▶ _DIRECTION_
How many lines of the material below contain the string "JSON"? Answer with the number and nothing else.

▶ _EXTRACTED MATERIAL_
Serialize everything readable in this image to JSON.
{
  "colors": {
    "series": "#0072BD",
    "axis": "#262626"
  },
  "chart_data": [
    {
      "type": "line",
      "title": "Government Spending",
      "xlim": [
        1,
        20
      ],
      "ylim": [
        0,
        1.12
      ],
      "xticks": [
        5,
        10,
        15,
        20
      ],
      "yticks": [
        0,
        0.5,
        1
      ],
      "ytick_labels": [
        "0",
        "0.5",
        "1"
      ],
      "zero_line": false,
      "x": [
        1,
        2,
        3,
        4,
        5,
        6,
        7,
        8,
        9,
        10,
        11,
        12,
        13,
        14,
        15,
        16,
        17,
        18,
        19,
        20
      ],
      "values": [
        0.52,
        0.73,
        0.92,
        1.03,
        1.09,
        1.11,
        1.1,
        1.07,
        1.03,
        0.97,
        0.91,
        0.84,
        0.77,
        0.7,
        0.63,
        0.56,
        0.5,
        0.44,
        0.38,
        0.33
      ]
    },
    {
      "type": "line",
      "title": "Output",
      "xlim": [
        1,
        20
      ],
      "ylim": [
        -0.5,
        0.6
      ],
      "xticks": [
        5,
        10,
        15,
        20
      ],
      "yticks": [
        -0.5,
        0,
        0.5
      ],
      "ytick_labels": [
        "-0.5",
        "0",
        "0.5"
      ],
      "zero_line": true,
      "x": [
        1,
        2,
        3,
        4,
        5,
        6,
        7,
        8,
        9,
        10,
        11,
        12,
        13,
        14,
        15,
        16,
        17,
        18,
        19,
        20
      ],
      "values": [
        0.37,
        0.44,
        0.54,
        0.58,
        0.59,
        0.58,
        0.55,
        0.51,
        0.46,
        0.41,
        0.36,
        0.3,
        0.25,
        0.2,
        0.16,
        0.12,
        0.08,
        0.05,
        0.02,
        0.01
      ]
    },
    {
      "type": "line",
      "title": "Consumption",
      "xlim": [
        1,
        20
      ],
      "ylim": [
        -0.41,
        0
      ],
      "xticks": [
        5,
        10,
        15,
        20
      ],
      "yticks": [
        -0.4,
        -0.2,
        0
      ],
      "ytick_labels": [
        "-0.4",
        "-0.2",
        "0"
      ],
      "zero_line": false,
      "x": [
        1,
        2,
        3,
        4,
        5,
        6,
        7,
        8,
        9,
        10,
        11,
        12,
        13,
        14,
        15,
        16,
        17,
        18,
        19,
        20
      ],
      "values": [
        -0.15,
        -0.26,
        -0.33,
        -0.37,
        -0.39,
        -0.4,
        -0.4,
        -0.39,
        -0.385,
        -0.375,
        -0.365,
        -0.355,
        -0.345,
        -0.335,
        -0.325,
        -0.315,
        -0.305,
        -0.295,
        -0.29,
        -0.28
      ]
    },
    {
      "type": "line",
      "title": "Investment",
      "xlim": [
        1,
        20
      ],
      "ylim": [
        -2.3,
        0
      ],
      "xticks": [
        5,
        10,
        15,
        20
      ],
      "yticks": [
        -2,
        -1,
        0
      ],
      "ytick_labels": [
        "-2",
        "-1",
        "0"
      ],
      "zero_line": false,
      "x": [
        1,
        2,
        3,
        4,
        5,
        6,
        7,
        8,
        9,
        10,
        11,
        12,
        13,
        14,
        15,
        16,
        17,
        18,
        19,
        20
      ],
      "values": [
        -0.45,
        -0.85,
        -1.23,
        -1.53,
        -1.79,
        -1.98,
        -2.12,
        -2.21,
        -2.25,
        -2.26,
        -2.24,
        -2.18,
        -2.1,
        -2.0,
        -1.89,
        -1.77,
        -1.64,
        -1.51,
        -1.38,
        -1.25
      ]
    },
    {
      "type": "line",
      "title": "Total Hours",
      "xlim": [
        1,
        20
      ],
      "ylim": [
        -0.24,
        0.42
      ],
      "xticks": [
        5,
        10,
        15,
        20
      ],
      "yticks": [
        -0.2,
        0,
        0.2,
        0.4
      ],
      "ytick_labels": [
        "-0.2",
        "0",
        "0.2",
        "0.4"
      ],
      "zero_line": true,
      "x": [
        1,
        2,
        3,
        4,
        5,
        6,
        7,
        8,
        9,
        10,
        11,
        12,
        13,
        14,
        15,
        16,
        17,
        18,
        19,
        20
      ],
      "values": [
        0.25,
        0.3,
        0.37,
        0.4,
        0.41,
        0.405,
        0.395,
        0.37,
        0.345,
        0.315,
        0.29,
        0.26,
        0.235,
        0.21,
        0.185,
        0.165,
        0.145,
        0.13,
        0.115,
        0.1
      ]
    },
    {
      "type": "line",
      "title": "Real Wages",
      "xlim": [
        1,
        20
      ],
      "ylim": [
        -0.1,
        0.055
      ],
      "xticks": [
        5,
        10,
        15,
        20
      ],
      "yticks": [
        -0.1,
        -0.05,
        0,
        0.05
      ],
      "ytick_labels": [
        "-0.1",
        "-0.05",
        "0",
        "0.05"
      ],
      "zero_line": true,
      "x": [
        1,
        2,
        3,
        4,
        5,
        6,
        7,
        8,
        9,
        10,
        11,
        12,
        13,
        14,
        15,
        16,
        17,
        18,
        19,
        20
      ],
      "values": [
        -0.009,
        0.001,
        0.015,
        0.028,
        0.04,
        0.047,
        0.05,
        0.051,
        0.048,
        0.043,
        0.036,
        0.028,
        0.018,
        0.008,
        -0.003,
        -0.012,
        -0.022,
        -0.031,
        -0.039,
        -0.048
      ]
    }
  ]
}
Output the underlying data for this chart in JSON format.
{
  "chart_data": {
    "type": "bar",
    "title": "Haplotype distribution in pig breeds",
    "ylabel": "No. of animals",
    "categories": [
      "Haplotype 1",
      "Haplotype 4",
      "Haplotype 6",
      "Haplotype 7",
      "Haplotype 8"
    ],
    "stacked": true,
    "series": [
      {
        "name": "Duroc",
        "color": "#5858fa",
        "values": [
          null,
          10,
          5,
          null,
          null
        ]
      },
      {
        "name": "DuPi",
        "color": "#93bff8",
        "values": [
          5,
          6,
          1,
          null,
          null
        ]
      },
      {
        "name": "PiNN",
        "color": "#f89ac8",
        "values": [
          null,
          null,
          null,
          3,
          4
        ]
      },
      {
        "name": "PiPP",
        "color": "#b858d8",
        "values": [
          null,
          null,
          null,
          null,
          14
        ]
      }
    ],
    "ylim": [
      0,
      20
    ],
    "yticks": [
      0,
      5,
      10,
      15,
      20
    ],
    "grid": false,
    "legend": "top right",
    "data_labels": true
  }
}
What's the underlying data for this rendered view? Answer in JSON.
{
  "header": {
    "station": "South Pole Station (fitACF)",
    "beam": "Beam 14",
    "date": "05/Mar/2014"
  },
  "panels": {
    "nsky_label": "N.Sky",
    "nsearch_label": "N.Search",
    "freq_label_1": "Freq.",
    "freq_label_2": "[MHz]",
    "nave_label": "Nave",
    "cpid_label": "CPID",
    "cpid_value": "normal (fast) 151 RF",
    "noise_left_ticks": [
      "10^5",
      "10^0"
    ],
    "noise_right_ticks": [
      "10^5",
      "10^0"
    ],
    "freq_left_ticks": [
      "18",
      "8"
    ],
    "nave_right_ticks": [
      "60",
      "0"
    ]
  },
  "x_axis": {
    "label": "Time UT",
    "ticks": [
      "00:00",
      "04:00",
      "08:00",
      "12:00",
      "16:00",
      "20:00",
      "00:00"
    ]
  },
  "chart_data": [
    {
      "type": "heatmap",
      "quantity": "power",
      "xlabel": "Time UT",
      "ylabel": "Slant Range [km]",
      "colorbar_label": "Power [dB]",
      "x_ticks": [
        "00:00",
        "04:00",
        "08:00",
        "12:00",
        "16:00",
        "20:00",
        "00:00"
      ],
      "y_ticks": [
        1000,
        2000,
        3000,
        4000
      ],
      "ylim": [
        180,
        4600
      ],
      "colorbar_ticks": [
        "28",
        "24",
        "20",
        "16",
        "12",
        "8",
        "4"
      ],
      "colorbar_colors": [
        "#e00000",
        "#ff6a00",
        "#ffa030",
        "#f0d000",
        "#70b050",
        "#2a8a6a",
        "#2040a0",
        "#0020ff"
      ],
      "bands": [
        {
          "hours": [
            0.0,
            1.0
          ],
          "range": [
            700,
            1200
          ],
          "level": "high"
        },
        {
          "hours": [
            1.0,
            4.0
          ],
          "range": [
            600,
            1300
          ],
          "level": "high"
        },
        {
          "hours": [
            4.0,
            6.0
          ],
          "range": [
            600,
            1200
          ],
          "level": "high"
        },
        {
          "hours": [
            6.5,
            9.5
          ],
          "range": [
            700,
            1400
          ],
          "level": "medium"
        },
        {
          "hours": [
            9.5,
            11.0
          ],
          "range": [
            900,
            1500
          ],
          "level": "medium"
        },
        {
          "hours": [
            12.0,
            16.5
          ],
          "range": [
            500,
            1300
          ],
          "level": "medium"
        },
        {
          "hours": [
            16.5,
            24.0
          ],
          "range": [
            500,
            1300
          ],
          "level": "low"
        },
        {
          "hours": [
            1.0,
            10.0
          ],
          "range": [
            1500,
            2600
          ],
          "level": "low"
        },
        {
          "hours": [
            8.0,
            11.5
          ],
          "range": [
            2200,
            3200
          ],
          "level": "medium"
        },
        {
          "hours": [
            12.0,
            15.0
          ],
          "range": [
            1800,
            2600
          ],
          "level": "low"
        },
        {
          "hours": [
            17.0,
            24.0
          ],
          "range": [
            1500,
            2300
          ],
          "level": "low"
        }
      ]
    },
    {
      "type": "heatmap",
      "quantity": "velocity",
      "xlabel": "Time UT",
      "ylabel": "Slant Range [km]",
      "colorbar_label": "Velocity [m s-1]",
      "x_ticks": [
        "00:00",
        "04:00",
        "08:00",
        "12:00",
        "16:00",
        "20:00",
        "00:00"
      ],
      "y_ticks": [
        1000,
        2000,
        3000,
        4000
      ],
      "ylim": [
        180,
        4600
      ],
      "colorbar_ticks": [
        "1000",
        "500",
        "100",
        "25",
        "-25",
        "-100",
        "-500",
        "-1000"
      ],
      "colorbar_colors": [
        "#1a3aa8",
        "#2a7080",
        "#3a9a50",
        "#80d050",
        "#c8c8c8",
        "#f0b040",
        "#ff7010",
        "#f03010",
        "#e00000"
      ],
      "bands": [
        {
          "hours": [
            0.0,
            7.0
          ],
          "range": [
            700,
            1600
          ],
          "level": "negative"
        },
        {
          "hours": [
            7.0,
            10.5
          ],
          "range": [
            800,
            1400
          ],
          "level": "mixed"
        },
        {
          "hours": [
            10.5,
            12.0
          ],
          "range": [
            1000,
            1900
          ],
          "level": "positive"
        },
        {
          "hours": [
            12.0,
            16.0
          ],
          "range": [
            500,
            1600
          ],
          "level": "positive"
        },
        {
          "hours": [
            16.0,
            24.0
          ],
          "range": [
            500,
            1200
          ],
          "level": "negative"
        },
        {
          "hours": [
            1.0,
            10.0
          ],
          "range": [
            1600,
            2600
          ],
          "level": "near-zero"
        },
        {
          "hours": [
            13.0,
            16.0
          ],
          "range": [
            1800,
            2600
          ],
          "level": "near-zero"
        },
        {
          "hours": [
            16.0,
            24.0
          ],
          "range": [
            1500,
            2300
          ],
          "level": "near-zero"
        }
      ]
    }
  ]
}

▶ _IN RESPONSE_
3